§ **Exercise aim**
Without the images, write out the whole listing exactly.

─── Listed records ───

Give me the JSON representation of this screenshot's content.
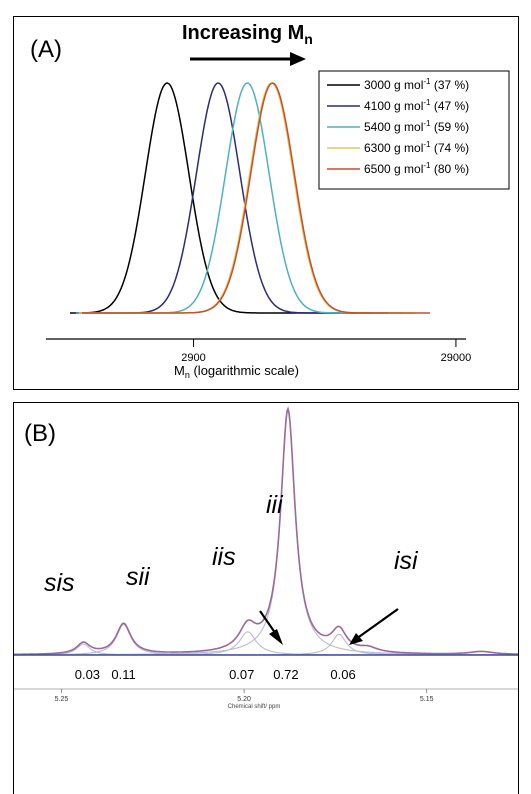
{
  "chart_data": [
    {
      "type": "line",
      "panel_label": "(A)",
      "header": {
        "text": "Increasing M",
        "subscript": "n"
      },
      "xlabel": {
        "text": "M",
        "subscript": "n",
        "suffix": " (logarithmic scale)"
      },
      "x_scale": "log",
      "xlim": [
        600,
        50000
      ],
      "x_ticks": [
        {
          "value": 2900,
          "label": "2900"
        },
        {
          "value": 29000,
          "label": "29000"
        }
      ],
      "legend_position": "top-right",
      "series": [
        {
          "name": "3000 g mol",
          "superscript": "-1",
          "suffix": " (37 %)",
          "color": "#000000",
          "peak_x": 2300
        },
        {
          "name": "4100 g mol",
          "superscript": "-1",
          "suffix": " (47 %)",
          "color": "#2e2c72",
          "peak_x": 3600
        },
        {
          "name": "5400 g mol",
          "superscript": "-1",
          "suffix": " (59 %)",
          "color": "#4fb2c0",
          "peak_x": 4650
        },
        {
          "name": "6300 g mol",
          "superscript": "-1",
          "suffix": " (74 %)",
          "color": "#e9c35a",
          "peak_x": 5750
        },
        {
          "name": "6500 g mol",
          "superscript": "-1",
          "suffix": " (80 %)",
          "color": "#c2502d",
          "peak_x": 5800
        }
      ]
    },
    {
      "type": "line",
      "panel_label": "(B)",
      "xlabel": "Chemical shift/ ppm",
      "x_reversed": true,
      "xlim": [
        5.263,
        5.125
      ],
      "x_ticks": [
        {
          "value": 5.25,
          "label": "5.25"
        },
        {
          "value": 5.2,
          "label": "5.20"
        },
        {
          "value": 5.15,
          "label": "5.15"
        }
      ],
      "peaks": [
        {
          "label": "sis",
          "x": 5.244,
          "integral": "0.03"
        },
        {
          "label": "sii",
          "x": 5.233,
          "integral": "0.11"
        },
        {
          "label": "iis",
          "x": 5.199,
          "integral": "0.07"
        },
        {
          "label": "iii",
          "x": 5.188,
          "integral": "0.72"
        },
        {
          "label": "isi",
          "x": 5.174,
          "integral": "0.06"
        }
      ],
      "colors": {
        "spectrum": "#9a6a9a",
        "fit": "#b7bcd6",
        "baseline": "#3d4aa6"
      }
    }
  ]
}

───

§ **Task solution**
Give me the JSON representation of this screenshot's content.
{
  "chart_data": [
    {
      "type": "line",
      "panel_label": "(A)",
      "header": {
        "text": "Increasing M",
        "subscript": "n"
      },
      "xlabel": {
        "text": "M",
        "subscript": "n",
        "suffix": " (logarithmic scale)"
      },
      "x_scale": "log",
      "xlim": [
        600,
        50000
      ],
      "x_ticks": [
        {
          "value": 2900,
          "label": "2900"
        },
        {
          "value": 29000,
          "label": "29000"
        }
      ],
      "legend_position": "top-right",
      "series": [
        {
          "name": "3000 g mol",
          "superscript": "-1",
          "suffix": " (37 %)",
          "color": "#000000",
          "peak_x": 2300
        },
        {
          "name": "4100 g mol",
          "superscript": "-1",
          "suffix": " (47 %)",
          "color": "#2e2c72",
          "peak_x": 3600
        },
        {
          "name": "5400 g mol",
          "superscript": "-1",
          "suffix": " (59 %)",
          "color": "#4fb2c0",
          "peak_x": 4650
        },
        {
          "name": "6300 g mol",
          "superscript": "-1",
          "suffix": " (74 %)",
          "color": "#e9c35a",
          "peak_x": 5750
        },
        {
          "name": "6500 g mol",
          "superscript": "-1",
          "suffix": " (80 %)",
          "color": "#c2502d",
          "peak_x": 5800
        }
      ]
    },
    {
      "type": "line",
      "panel_label": "(B)",
      "xlabel": "Chemical shift/ ppm",
      "x_reversed": true,
      "xlim": [
        5.263,
        5.125
      ],
      "x_ticks": [
        {
          "value": 5.25,
          "label": "5.25"
        },
        {
          "value": 5.2,
          "label": "5.20"
        },
        {
          "value": 5.15,
          "label": "5.15"
        }
      ],
      "peaks": [
        {
          "label": "sis",
          "x": 5.244,
          "integral": "0.03"
        },
        {
          "label": "sii",
          "x": 5.233,
          "integral": "0.11"
        },
        {
          "label": "iis",
          "x": 5.199,
          "integral": "0.07"
        },
        {
          "label": "iii",
          "x": 5.188,
          "integral": "0.72"
        },
        {
          "label": "isi",
          "x": 5.174,
          "integral": "0.06"
        }
      ],
      "colors": {
        "spectrum": "#9a6a9a",
        "fit": "#b7bcd6",
        "baseline": "#3d4aa6"
      }
    }
  ]
}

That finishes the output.